**INPUT**
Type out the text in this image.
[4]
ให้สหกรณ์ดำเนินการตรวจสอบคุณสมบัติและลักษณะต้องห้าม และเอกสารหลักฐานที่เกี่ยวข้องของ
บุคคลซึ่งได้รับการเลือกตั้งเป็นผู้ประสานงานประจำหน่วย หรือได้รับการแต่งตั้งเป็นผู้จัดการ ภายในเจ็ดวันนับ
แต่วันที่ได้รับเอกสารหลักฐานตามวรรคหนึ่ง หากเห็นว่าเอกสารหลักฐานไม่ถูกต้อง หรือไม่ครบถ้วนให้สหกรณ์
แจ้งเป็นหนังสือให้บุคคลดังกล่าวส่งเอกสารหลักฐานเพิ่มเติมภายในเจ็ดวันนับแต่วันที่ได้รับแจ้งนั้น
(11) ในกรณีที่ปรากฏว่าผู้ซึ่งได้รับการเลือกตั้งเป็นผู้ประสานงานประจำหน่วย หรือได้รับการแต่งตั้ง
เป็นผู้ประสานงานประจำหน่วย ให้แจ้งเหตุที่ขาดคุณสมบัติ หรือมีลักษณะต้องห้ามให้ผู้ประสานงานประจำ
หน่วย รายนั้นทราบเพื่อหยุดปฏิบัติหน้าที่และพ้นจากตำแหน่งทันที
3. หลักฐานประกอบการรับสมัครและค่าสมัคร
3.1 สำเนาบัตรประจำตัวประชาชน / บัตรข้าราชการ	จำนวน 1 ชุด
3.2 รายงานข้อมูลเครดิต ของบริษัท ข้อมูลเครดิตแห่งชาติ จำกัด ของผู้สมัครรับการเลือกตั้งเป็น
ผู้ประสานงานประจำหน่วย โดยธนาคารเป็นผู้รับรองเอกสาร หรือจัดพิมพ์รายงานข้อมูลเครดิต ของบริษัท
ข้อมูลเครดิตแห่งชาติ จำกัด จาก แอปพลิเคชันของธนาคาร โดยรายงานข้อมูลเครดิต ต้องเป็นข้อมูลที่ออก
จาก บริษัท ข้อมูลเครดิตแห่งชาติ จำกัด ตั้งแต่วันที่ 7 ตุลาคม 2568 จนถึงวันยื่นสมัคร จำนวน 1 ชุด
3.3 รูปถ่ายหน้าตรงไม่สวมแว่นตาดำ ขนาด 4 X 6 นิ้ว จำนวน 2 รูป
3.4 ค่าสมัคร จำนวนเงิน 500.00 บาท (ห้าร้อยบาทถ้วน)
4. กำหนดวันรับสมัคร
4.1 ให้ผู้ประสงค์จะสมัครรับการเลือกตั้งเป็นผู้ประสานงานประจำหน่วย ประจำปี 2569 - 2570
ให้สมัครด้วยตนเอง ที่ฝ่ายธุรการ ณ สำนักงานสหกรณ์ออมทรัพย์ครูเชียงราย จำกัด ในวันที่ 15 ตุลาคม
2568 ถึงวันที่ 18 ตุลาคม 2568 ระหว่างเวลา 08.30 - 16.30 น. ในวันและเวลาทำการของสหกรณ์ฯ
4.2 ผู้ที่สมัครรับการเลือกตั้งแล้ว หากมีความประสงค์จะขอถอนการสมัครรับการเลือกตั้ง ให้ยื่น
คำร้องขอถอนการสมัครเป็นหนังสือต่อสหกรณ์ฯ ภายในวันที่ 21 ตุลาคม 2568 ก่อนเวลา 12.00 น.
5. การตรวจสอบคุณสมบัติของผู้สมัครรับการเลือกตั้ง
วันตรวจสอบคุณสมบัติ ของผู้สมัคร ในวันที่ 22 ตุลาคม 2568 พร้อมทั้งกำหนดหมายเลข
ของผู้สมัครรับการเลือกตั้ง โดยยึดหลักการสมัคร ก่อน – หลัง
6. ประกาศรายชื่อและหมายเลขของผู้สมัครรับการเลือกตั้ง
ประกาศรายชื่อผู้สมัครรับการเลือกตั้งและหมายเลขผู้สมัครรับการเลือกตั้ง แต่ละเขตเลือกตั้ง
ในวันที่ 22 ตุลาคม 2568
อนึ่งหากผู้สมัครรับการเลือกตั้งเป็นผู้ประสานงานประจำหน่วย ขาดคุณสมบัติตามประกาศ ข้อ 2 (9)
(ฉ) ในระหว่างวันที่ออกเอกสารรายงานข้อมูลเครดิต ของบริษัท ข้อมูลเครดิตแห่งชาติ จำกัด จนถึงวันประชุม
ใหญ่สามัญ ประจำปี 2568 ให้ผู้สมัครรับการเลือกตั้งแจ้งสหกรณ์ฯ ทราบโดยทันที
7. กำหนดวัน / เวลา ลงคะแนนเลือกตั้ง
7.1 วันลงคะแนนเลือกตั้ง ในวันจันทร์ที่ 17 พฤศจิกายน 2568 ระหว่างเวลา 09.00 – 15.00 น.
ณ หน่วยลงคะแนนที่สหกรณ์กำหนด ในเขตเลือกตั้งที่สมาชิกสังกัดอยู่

**WHAT THIS TASK INVOLVES**
Write out the full listing, keeping every line exactly as it is.

**THE OUTPUT**
Type out the text in this image.
[4]
ให้สหกรณ์ดำเนินการตรวจสอบคุณสมบัติและลักษณะต้องห้าม และเอกสารหลักฐานที่เกี่ยวข้องของ
บุคคลซึ่งได้รับการเลือกตั้งเป็นผู้ประสานงานประจำหน่วย หรือได้รับการแต่งตั้งเป็นผู้จัดการ ภายในเจ็ดวันนับ
แต่วันที่ได้รับเอกสารหลักฐานตามวรรคหนึ่ง หากเห็นว่าเอกสารหลักฐานไม่ถูกต้อง หรือไม่ครบถ้วนให้สหกรณ์
แจ้งเป็นหนังสือให้บุคคลดังกล่าวส่งเอกสารหลักฐานเพิ่มเติมภายในเจ็ดวันนับแต่วันที่ได้รับแจ้งนั้น
(11) ในกรณีที่ปรากฏว่าผู้ซึ่งได้รับการเลือกตั้งเป็นผู้ประสานงานประจำหน่วย หรือได้รับการแต่งตั้ง
เป็นผู้ประสานงานประจำหน่วย ให้แจ้งเหตุที่ขาดคุณสมบัติ หรือมีลักษณะต้องห้ามให้ผู้ประสานงานประจำ
หน่วย รายนั้นทราบเพื่อหยุดปฏิบัติหน้าที่และพ้นจากตำแหน่งทันที
3. หลักฐานประกอบการรับสมัครและค่าสมัคร
3.1 สำเนาบัตรประจำตัวประชาชน / บัตรข้าราชการ	จำนวน 1 ชุด
3.2 รายงานข้อมูลเครดิต ของบริษัท ข้อมูลเครดิตแห่งชาติ จำกัด ของผู้สมัครรับการเลือกตั้งเป็น
ผู้ประสานงานประจำหน่วย โดยธนาคารเป็นผู้รับรองเอกสาร หรือจัดพิมพ์รายงานข้อมูลเครดิต ของบริษัท
ข้อมูลเครดิตแห่งชาติ จำกัด จาก แอปพลิเคชันของธนาคาร โดยรายงานข้อมูลเครดิต ต้องเป็นข้อมูลที่ออก
จาก บริษัท ข้อมูลเครดิตแห่งชาติ จำกัด ตั้งแต่วันที่ 7 ตุลาคม 2568 จนถึงวันยื่นสมัคร จำนวน 1 ชุด
3.3 รูปถ่ายหน้าตรงไม่สวมแว่นตาดำ ขนาด 4 X 6 นิ้ว จำนวน 2 รูป
3.4 ค่าสมัคร จำนวนเงิน 500.00 บาท (ห้าร้อยบาทถ้วน)
4. กำหนดวันรับสมัคร
4.1 ให้ผู้ประสงค์จะสมัครรับการเลือกตั้งเป็นผู้ประสานงานประจำหน่วย ประจำปี 2569 - 2570
ให้สมัครด้วยตนเอง ที่ฝ่ายธุรการ ณ สำนักงานสหกรณ์ออมทรัพย์ครูเชียงราย จำกัด ในวันที่ 15 ตุลาคม
2568 ถึงวันที่ 18 ตุลาคม 2568 ระหว่างเวลา 08.30 - 16.30 น. ในวันและเวลาทำการของสหกรณ์ฯ
4.2 ผู้ที่สมัครรับการเลือกตั้งแล้ว หากมีความประสงค์จะขอถอนการสมัครรับการเลือกตั้ง ให้ยื่น
คำร้องขอถอนการสมัครเป็นหนังสือต่อสหกรณ์ฯ ภายในวันที่ 21 ตุลาคม 2568 ก่อนเวลา 12.00 น.
5. การตรวจสอบคุณสมบัติของผู้สมัครรับการเลือกตั้ง
วันตรวจสอบคุณสมบัติ ของผู้สมัคร ในวันที่ 22 ตุลาคม 2568 พร้อมทั้งกำหนดหมายเลข
ของผู้สมัครรับการเลือกตั้ง โดยยึดหลักการสมัคร ก่อน – หลัง
6. ประกาศรายชื่อและหมายเลขของผู้สมัครรับการเลือกตั้ง
ประกาศรายชื่อผู้สมัครรับการเลือกตั้งและหมายเลขผู้สมัครรับการเลือกตั้ง แต่ละเขตเลือกตั้ง
ในวันที่ 22 ตุลาคม 2568
อนึ่งหากผู้สมัครรับการเลือกตั้งเป็นผู้ประสานงานประจำหน่วย ขาดคุณสมบัติตามประกาศ ข้อ 2 (9)
(ฉ) ในระหว่างวันที่ออกเอกสารรายงานข้อมูลเครดิต ของบริษัท ข้อมูลเครดิตแห่งชาติ จำกัด จนถึงวันประชุม
ใหญ่สามัญ ประจำปี 2568 ให้ผู้สมัครรับการเลือกตั้งแจ้งสหกรณ์ฯ ทราบโดยทันที
7. กำหนดวัน / เวลา ลงคะแนนเลือกตั้ง
7.1 วันลงคะแนนเลือกตั้ง ในวันจันทร์ที่ 17 พฤศจิกายน 2568 ระหว่างเวลา 09.00 – 15.00 น.
ณ หน่วยลงคะแนนที่สหกรณ์กำหนด ในเขตเลือกตั้งที่สมาชิกสังกัดอยู่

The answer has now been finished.